### YOUR INSTRUCTIONS
Check each line of the records below and collect those that include the word "type".

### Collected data

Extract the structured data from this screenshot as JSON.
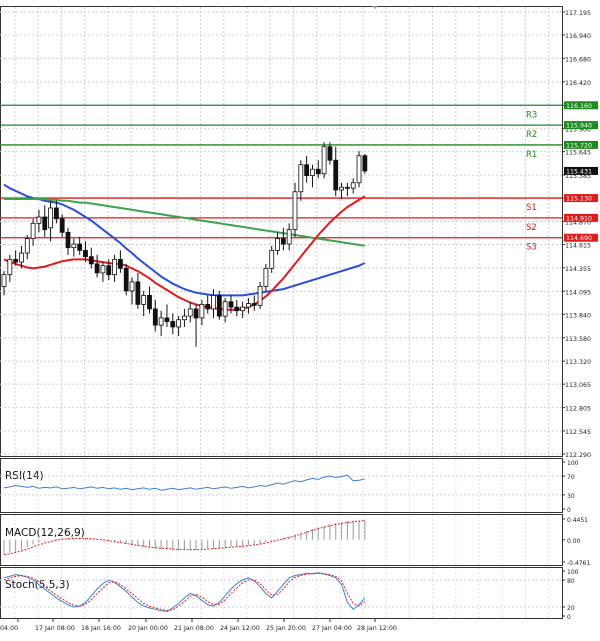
{
  "chart_data": [
    {
      "type": "candlestick",
      "ylim": [
        112.29,
        117.195
      ],
      "y_ticks": [
        "117.195",
        "116.940",
        "116.680",
        "116.420",
        "116.160",
        "115.900",
        "115.645",
        "115.385",
        "115.130",
        "114.870",
        "114.615",
        "114.355",
        "114.095",
        "113.840",
        "113.580",
        "113.320",
        "113.065",
        "112.805",
        "112.545",
        "112.290"
      ],
      "x_ticks": [
        "04:00",
        "17 Jan 08:00",
        "18 Jan 16:00",
        "20 Jan 00:00",
        "21 Jan 08:00",
        "24 Jan 12:00",
        "25 Jan 20:00",
        "27 Jan 04:00",
        "28 Jan 12:00"
      ],
      "grid": true,
      "current_price": {
        "label": "115.431",
        "value": 115.431
      },
      "levels": [
        {
          "name": "R3",
          "value": 116.16,
          "price_label": "116.160",
          "color": "#1f8b1f"
        },
        {
          "name": "R2",
          "value": 115.94,
          "price_label": "115.940",
          "color": "#1f8b1f"
        },
        {
          "name": "R1",
          "value": 115.72,
          "price_label": "115.720",
          "color": "#1f8b1f"
        },
        {
          "name": "S1",
          "value": 115.13,
          "price_label": "115.130",
          "color": "#e01b1b"
        },
        {
          "name": "S2",
          "value": 114.91,
          "price_label": "114.910",
          "color": "#e01b1b"
        },
        {
          "name": "S3",
          "value": 114.69,
          "price_label": "114.690",
          "color": "#e01b1b"
        }
      ],
      "candles": [
        [
          114.15,
          114.32,
          114.05,
          114.28
        ],
        [
          114.28,
          114.5,
          114.2,
          114.45
        ],
        [
          114.45,
          114.55,
          114.38,
          114.42
        ],
        [
          114.42,
          114.6,
          114.35,
          114.52
        ],
        [
          114.52,
          114.72,
          114.45,
          114.68
        ],
        [
          114.68,
          114.9,
          114.6,
          114.85
        ],
        [
          114.85,
          115.0,
          114.75,
          114.92
        ],
        [
          114.92,
          115.05,
          114.7,
          114.78
        ],
        [
          114.8,
          115.1,
          114.65,
          115.02
        ],
        [
          115.02,
          115.1,
          114.85,
          114.9
        ],
        [
          114.9,
          114.95,
          114.7,
          114.75
        ],
        [
          114.75,
          114.8,
          114.5,
          114.58
        ],
        [
          114.58,
          114.68,
          114.48,
          114.62
        ],
        [
          114.62,
          114.7,
          114.5,
          114.55
        ],
        [
          114.55,
          114.65,
          114.42,
          114.48
        ],
        [
          114.48,
          114.58,
          114.35,
          114.4
        ],
        [
          114.4,
          114.5,
          114.25,
          114.3
        ],
        [
          114.3,
          114.42,
          114.2,
          114.38
        ],
        [
          114.38,
          114.45,
          114.22,
          114.28
        ],
        [
          114.28,
          114.5,
          114.2,
          114.45
        ],
        [
          114.45,
          114.55,
          114.3,
          114.35
        ],
        [
          114.35,
          114.4,
          114.05,
          114.1
        ],
        [
          114.1,
          114.25,
          113.95,
          114.2
        ],
        [
          114.2,
          114.3,
          113.9,
          113.95
        ],
        [
          113.95,
          114.1,
          113.82,
          114.05
        ],
        [
          114.05,
          114.15,
          113.85,
          113.9
        ],
        [
          113.9,
          114.0,
          113.65,
          113.72
        ],
        [
          113.72,
          113.88,
          113.6,
          113.8
        ],
        [
          113.8,
          113.95,
          113.7,
          113.76
        ],
        [
          113.76,
          113.85,
          113.62,
          113.7
        ],
        [
          113.7,
          113.82,
          113.6,
          113.78
        ],
        [
          113.78,
          113.9,
          113.7,
          113.82
        ],
        [
          113.82,
          113.98,
          113.75,
          113.9
        ],
        [
          113.9,
          113.95,
          113.48,
          113.8
        ],
        [
          113.8,
          114.0,
          113.72,
          113.95
        ],
        [
          113.95,
          114.05,
          113.85,
          113.9
        ],
        [
          113.9,
          114.12,
          113.8,
          114.05
        ],
        [
          114.05,
          114.1,
          113.78,
          113.82
        ],
        [
          113.82,
          114.02,
          113.75,
          113.98
        ],
        [
          113.98,
          114.05,
          113.85,
          113.92
        ],
        [
          113.92,
          114.0,
          113.82,
          113.88
        ],
        [
          113.88,
          113.98,
          113.8,
          113.92
        ],
        [
          113.92,
          114.02,
          113.85,
          113.96
        ],
        [
          113.96,
          114.05,
          113.88,
          113.94
        ],
        [
          113.94,
          114.2,
          113.9,
          114.15
        ],
        [
          114.15,
          114.4,
          114.1,
          114.35
        ],
        [
          114.35,
          114.6,
          114.3,
          114.55
        ],
        [
          114.55,
          114.75,
          114.5,
          114.68
        ],
        [
          114.68,
          114.8,
          114.55,
          114.62
        ],
        [
          114.62,
          114.85,
          114.55,
          114.78
        ],
        [
          114.78,
          115.3,
          114.7,
          115.2
        ],
        [
          115.2,
          115.55,
          115.1,
          115.5
        ],
        [
          115.5,
          115.6,
          115.3,
          115.38
        ],
        [
          115.38,
          115.5,
          115.25,
          115.45
        ],
        [
          115.45,
          115.55,
          115.35,
          115.4
        ],
        [
          115.4,
          115.75,
          115.35,
          115.7
        ],
        [
          115.7,
          115.75,
          115.5,
          115.55
        ],
        [
          115.55,
          115.7,
          115.15,
          115.22
        ],
        [
          115.22,
          115.3,
          115.12,
          115.25
        ],
        [
          115.25,
          115.3,
          115.15,
          115.24
        ],
        [
          115.24,
          115.35,
          115.18,
          115.3
        ],
        [
          115.3,
          115.65,
          115.25,
          115.6
        ],
        [
          115.6,
          115.62,
          115.4,
          115.431
        ]
      ],
      "series": [
        {
          "color": "#2a4fd6",
          "values": [
            115.28,
            115.24,
            115.21,
            115.18,
            115.15,
            115.13,
            115.12,
            115.1,
            115.09,
            115.08,
            115.06,
            115.03,
            115.0,
            114.96,
            114.92,
            114.88,
            114.83,
            114.78,
            114.73,
            114.68,
            114.63,
            114.57,
            114.52,
            114.46,
            114.41,
            114.36,
            114.31,
            114.26,
            114.22,
            114.18,
            114.15,
            114.12,
            114.1,
            114.08,
            114.07,
            114.06,
            114.05,
            114.05,
            114.05,
            114.05,
            114.05,
            114.05,
            114.06,
            114.07,
            114.08,
            114.09,
            114.1,
            114.11,
            114.12,
            114.14,
            114.16,
            114.18,
            114.2,
            114.22,
            114.24,
            114.26,
            114.28,
            114.3,
            114.32,
            114.34,
            114.36,
            114.38,
            114.41
          ]
        },
        {
          "color": "#3fa34d",
          "values": [
            115.12,
            115.12,
            115.12,
            115.12,
            115.12,
            115.12,
            115.12,
            115.12,
            115.11,
            115.11,
            115.1,
            115.1,
            115.09,
            115.08,
            115.08,
            115.07,
            115.06,
            115.05,
            115.04,
            115.03,
            115.02,
            115.01,
            115.0,
            114.99,
            114.98,
            114.97,
            114.96,
            114.95,
            114.94,
            114.93,
            114.92,
            114.91,
            114.9,
            114.89,
            114.88,
            114.87,
            114.86,
            114.85,
            114.84,
            114.83,
            114.82,
            114.81,
            114.8,
            114.79,
            114.78,
            114.77,
            114.76,
            114.75,
            114.74,
            114.73,
            114.72,
            114.71,
            114.7,
            114.69,
            114.68,
            114.67,
            114.66,
            114.65,
            114.64,
            114.63,
            114.62,
            114.61,
            114.6
          ]
        },
        {
          "color": "#e01b1b",
          "values": [
            114.45,
            114.42,
            114.4,
            114.38,
            114.36,
            114.35,
            114.36,
            114.37,
            114.39,
            114.41,
            114.43,
            114.44,
            114.45,
            114.45,
            114.45,
            114.44,
            114.43,
            114.42,
            114.41,
            114.4,
            114.4,
            114.38,
            114.35,
            114.32,
            114.28,
            114.24,
            114.19,
            114.15,
            114.11,
            114.07,
            114.03,
            114.0,
            113.97,
            113.95,
            113.93,
            113.92,
            113.91,
            113.9,
            113.89,
            113.89,
            113.89,
            113.9,
            113.92,
            113.95,
            113.99,
            114.04,
            114.1,
            114.17,
            114.24,
            114.32,
            114.4,
            114.48,
            114.56,
            114.64,
            114.72,
            114.79,
            114.86,
            114.92,
            114.98,
            115.03,
            115.07,
            115.11,
            115.15
          ]
        }
      ]
    },
    {
      "type": "line",
      "title": "RSI(14)",
      "ylim": [
        0,
        100
      ],
      "y_ticks": [
        "100",
        "70",
        "30",
        "0"
      ],
      "series": [
        {
          "color": "#3a7fd8",
          "values": [
            45,
            47,
            50,
            48,
            46,
            48,
            44,
            46,
            45,
            47,
            43,
            44,
            46,
            43,
            45,
            47,
            44,
            46,
            43,
            45,
            42,
            44,
            41,
            43,
            45,
            42,
            44,
            40,
            42,
            44,
            41,
            43,
            45,
            42,
            44,
            46,
            43,
            45,
            47,
            44,
            46,
            48,
            45,
            47,
            50,
            48,
            52,
            55,
            53,
            57,
            60,
            58,
            62,
            65,
            63,
            68,
            70,
            67,
            69,
            72,
            60,
            61,
            64
          ]
        }
      ]
    },
    {
      "type": "bar",
      "title": "MACD(12,26,9)",
      "ylim": [
        -0.4761,
        0.4451
      ],
      "y_ticks": [
        "0.4451",
        "0.00",
        "-0.4761"
      ],
      "values": [
        -0.3,
        -0.28,
        -0.26,
        -0.22,
        -0.16,
        -0.1,
        -0.06,
        -0.02,
        0.0,
        0.02,
        0.03,
        0.04,
        0.04,
        0.04,
        0.03,
        0.02,
        0.01,
        -0.01,
        -0.03,
        -0.05,
        -0.07,
        -0.09,
        -0.11,
        -0.13,
        -0.15,
        -0.17,
        -0.19,
        -0.2,
        -0.21,
        -0.22,
        -0.22,
        -0.22,
        -0.22,
        -0.22,
        -0.21,
        -0.2,
        -0.19,
        -0.18,
        -0.17,
        -0.16,
        -0.15,
        -0.14,
        -0.12,
        -0.1,
        -0.08,
        -0.05,
        -0.02,
        0.01,
        0.04,
        0.07,
        0.11,
        0.15,
        0.19,
        0.23,
        0.27,
        0.3,
        0.33,
        0.36,
        0.38,
        0.4,
        0.41,
        0.42,
        0.43
      ],
      "signal": [
        -0.32,
        -0.3,
        -0.27,
        -0.24,
        -0.2,
        -0.15,
        -0.11,
        -0.07,
        -0.04,
        -0.01,
        0.01,
        0.02,
        0.03,
        0.03,
        0.03,
        0.02,
        0.01,
        0.0,
        -0.02,
        -0.04,
        -0.06,
        -0.08,
        -0.1,
        -0.12,
        -0.14,
        -0.16,
        -0.17,
        -0.18,
        -0.19,
        -0.2,
        -0.21,
        -0.21,
        -0.21,
        -0.21,
        -0.21,
        -0.2,
        -0.19,
        -0.18,
        -0.17,
        -0.16,
        -0.15,
        -0.14,
        -0.13,
        -0.11,
        -0.09,
        -0.07,
        -0.04,
        -0.01,
        0.02,
        0.05,
        0.08,
        0.12,
        0.16,
        0.2,
        0.24,
        0.27,
        0.3,
        0.33,
        0.35,
        0.37,
        0.39,
        0.4,
        0.41
      ]
    },
    {
      "type": "line",
      "title": "Stoch(5,5,3)",
      "ylim": [
        0,
        100
      ],
      "y_ticks": [
        "100",
        "80",
        "20",
        "0"
      ],
      "series": [
        {
          "color": "#3a7fd8",
          "values": [
            85,
            88,
            92,
            90,
            86,
            80,
            70,
            60,
            50,
            40,
            32,
            25,
            20,
            22,
            30,
            45,
            60,
            72,
            80,
            75,
            65,
            55,
            42,
            30,
            22,
            18,
            15,
            12,
            10,
            18,
            28,
            40,
            50,
            45,
            35,
            25,
            22,
            30,
            45,
            60,
            72,
            80,
            85,
            78,
            65,
            50,
            40,
            55,
            70,
            85,
            90,
            92,
            95,
            94,
            96,
            93,
            90,
            85,
            70,
            30,
            15,
            25,
            40
          ]
        },
        {
          "color": "#e01b1b",
          "values": [
            80,
            84,
            88,
            90,
            88,
            84,
            76,
            66,
            56,
            46,
            38,
            30,
            24,
            22,
            26,
            36,
            50,
            62,
            74,
            76,
            70,
            60,
            50,
            38,
            28,
            22,
            18,
            15,
            12,
            14,
            22,
            32,
            44,
            48,
            42,
            32,
            26,
            26,
            36,
            50,
            62,
            74,
            80,
            80,
            72,
            58,
            46,
            48,
            60,
            76,
            86,
            90,
            93,
            94,
            95,
            94,
            92,
            88,
            78,
            50,
            28,
            22,
            32
          ]
        }
      ]
    }
  ]
}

### SOLUTION
      "type": "candlestick",
      "type": "line",
      "type": "bar",
      "type": "line",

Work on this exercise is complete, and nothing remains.